-- start of Information given --
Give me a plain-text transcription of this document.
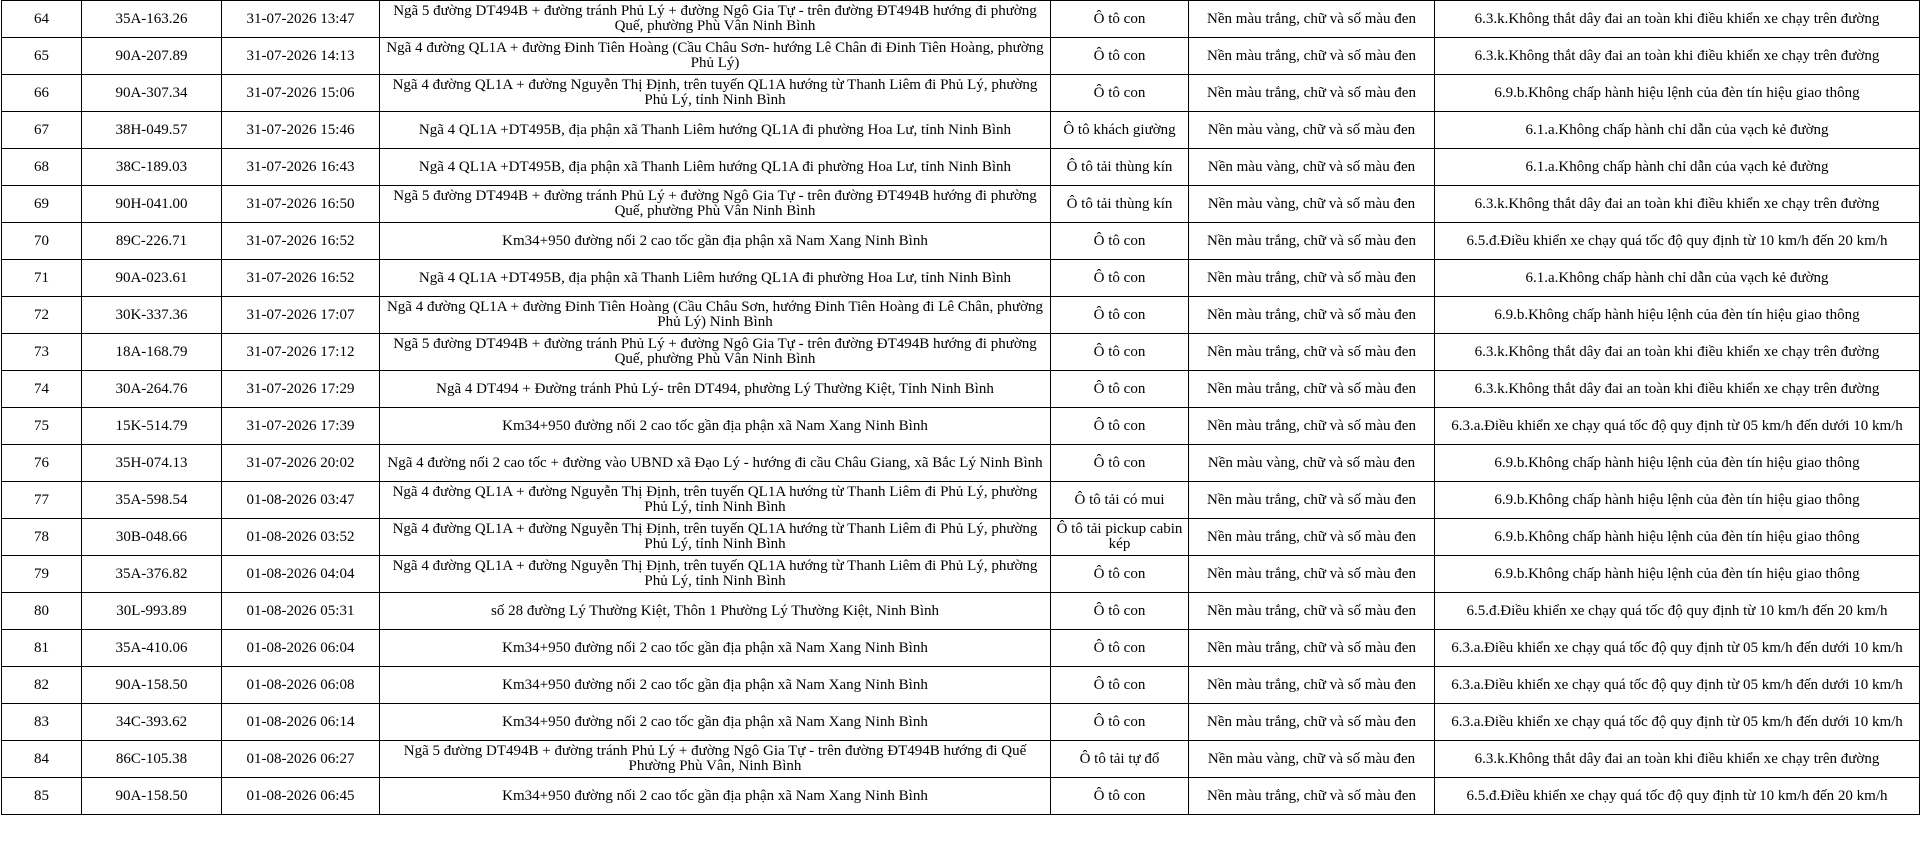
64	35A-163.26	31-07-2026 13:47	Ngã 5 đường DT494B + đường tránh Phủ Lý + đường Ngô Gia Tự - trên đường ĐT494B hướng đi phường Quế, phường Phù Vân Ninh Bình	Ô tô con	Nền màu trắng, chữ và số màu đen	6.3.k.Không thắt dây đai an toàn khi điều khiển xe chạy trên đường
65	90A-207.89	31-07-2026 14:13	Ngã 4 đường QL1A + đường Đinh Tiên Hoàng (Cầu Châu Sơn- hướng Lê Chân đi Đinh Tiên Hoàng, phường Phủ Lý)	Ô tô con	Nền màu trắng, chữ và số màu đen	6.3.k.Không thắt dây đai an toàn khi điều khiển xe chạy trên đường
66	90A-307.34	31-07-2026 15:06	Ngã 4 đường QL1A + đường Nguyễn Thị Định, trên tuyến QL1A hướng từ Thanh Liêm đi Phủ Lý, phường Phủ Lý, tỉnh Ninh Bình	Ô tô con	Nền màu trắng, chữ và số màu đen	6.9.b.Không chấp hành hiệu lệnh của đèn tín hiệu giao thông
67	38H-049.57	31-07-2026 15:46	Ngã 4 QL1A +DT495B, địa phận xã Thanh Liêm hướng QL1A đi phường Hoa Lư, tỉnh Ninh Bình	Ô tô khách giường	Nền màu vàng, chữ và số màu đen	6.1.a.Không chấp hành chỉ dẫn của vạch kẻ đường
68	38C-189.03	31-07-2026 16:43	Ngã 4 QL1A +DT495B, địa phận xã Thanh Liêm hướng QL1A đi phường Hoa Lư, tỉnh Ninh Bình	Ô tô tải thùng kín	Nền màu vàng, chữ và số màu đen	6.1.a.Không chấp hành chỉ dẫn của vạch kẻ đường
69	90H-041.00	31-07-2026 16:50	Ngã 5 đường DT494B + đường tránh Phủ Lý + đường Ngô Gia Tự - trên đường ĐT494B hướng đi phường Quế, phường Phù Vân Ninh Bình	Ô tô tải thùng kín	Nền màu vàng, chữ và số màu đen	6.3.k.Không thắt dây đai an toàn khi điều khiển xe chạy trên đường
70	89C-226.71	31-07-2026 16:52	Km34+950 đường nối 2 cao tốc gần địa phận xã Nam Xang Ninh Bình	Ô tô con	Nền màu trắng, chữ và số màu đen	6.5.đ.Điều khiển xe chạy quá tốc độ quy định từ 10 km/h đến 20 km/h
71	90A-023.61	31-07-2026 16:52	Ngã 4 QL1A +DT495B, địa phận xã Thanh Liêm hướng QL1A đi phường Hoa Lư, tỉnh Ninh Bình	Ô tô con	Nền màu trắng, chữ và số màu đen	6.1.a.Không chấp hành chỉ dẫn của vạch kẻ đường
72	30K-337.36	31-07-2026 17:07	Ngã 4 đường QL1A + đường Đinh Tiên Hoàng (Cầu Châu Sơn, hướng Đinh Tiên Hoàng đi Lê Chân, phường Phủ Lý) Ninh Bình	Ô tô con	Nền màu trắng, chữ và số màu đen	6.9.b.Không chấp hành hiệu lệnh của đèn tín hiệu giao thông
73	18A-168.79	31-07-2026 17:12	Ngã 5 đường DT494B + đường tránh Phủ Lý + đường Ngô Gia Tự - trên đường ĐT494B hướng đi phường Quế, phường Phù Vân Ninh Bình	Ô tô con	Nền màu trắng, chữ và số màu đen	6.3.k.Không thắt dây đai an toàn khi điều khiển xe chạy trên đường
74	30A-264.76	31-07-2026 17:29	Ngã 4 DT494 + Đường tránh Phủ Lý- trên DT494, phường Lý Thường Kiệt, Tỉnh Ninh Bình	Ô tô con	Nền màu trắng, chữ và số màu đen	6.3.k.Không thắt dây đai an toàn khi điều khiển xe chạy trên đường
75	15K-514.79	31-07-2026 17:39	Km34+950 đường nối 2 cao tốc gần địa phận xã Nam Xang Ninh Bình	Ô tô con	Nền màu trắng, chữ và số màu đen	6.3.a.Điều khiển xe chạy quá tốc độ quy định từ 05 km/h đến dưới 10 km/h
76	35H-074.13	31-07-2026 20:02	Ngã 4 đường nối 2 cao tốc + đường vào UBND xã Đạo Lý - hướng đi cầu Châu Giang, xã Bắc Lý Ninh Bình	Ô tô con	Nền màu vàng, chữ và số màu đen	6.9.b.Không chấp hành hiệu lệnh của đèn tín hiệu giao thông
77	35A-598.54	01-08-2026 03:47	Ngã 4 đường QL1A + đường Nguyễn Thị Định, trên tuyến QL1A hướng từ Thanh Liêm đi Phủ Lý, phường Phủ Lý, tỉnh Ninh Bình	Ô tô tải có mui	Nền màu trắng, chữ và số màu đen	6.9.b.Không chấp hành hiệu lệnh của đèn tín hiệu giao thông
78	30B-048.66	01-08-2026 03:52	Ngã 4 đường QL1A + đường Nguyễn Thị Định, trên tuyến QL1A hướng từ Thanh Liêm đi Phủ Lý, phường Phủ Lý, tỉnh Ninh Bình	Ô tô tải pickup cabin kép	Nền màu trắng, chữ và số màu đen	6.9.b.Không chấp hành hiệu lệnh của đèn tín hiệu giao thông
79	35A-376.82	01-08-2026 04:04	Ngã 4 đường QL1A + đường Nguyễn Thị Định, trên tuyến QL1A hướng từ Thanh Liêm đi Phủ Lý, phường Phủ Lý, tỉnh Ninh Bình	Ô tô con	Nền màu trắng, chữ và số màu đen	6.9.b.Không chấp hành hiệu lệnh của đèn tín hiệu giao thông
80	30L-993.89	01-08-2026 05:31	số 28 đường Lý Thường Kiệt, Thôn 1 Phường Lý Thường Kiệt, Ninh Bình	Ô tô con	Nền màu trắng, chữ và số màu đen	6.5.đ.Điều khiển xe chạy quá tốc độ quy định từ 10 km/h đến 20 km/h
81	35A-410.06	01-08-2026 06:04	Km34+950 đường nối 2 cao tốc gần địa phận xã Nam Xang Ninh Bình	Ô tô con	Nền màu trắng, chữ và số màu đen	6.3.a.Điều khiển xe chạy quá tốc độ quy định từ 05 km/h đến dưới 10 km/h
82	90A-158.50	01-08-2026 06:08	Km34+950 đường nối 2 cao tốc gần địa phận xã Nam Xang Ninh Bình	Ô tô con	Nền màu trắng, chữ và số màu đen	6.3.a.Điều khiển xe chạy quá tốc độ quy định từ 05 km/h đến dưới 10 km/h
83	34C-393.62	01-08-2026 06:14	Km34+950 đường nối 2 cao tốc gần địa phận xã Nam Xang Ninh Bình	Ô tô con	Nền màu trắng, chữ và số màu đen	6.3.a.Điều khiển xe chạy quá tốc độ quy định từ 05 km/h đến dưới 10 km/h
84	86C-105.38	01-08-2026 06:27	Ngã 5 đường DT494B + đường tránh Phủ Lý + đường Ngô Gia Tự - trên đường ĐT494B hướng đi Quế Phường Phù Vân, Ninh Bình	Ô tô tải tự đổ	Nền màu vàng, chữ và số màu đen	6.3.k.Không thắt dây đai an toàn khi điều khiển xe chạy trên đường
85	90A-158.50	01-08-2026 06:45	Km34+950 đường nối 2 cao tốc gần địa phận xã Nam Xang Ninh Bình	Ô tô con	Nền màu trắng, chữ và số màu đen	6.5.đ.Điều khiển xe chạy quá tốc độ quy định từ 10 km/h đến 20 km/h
-- end of Information given --
-- start of Information given --
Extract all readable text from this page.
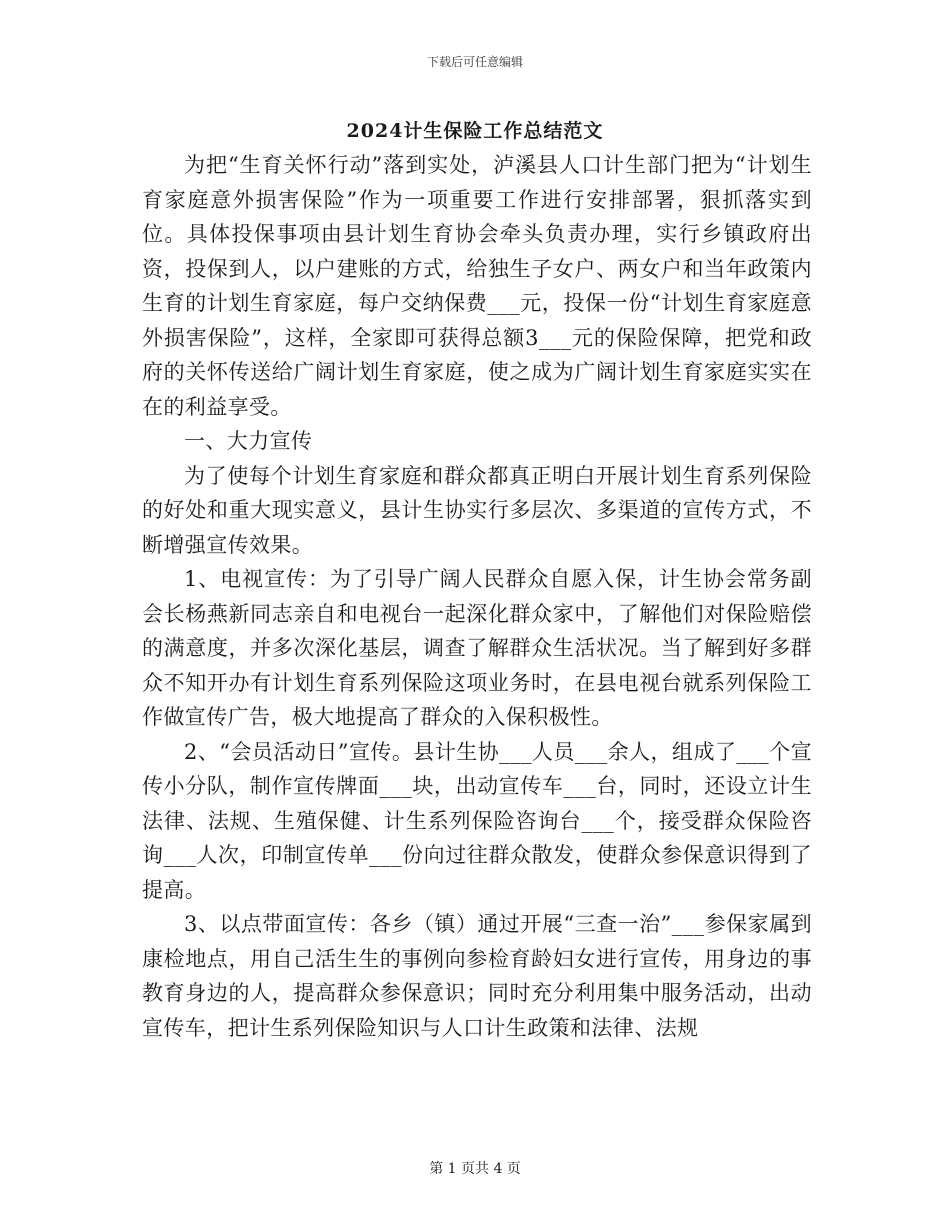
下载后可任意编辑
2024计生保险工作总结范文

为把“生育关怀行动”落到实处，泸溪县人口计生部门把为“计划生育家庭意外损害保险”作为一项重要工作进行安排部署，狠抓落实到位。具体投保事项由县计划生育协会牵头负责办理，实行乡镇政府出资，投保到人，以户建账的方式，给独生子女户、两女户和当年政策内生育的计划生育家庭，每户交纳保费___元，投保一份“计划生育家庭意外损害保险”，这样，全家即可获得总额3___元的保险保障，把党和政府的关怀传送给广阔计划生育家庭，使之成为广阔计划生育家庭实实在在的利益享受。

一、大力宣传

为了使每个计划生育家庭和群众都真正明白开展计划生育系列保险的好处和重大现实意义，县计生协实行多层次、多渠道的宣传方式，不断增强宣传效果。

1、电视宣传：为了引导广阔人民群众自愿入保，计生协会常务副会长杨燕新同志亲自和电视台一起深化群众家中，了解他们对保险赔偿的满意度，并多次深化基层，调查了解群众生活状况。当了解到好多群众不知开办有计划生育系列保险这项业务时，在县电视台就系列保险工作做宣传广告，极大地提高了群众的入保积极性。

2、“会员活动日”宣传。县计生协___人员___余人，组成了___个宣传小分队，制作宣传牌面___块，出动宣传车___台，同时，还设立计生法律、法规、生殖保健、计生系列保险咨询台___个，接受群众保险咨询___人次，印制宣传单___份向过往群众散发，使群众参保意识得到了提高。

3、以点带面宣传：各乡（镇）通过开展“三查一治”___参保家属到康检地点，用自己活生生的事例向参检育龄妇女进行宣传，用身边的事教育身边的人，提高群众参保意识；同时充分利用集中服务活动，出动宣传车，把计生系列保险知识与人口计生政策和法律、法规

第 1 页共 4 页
-- end of Information given --
Work required — Pull out all lines from the entries above that include the word "Tiên".

Solution to the exercise —
65	90A-207.89	31-07-2026 14:13	Ngã 4 đường QL1A + đường Đinh Tiên Hoàng (Cầu Châu Sơn- hướng Lê Chân đi Đinh Tiên Hoàng, phường Phủ Lý)	Ô tô con	Nền màu trắng, chữ và số màu đen	6.3.k.Không thắt dây đai an toàn khi điều khiển xe chạy trên đường
72	30K-337.36	31-07-2026 17:07	Ngã 4 đường QL1A + đường Đinh Tiên Hoàng (Cầu Châu Sơn, hướng Đinh Tiên Hoàng đi Lê Chân, phường Phủ Lý) Ninh Bình	Ô tô con	Nền màu trắng, chữ và số màu đen	6.9.b.Không chấp hành hiệu lệnh của đèn tín hiệu giao thông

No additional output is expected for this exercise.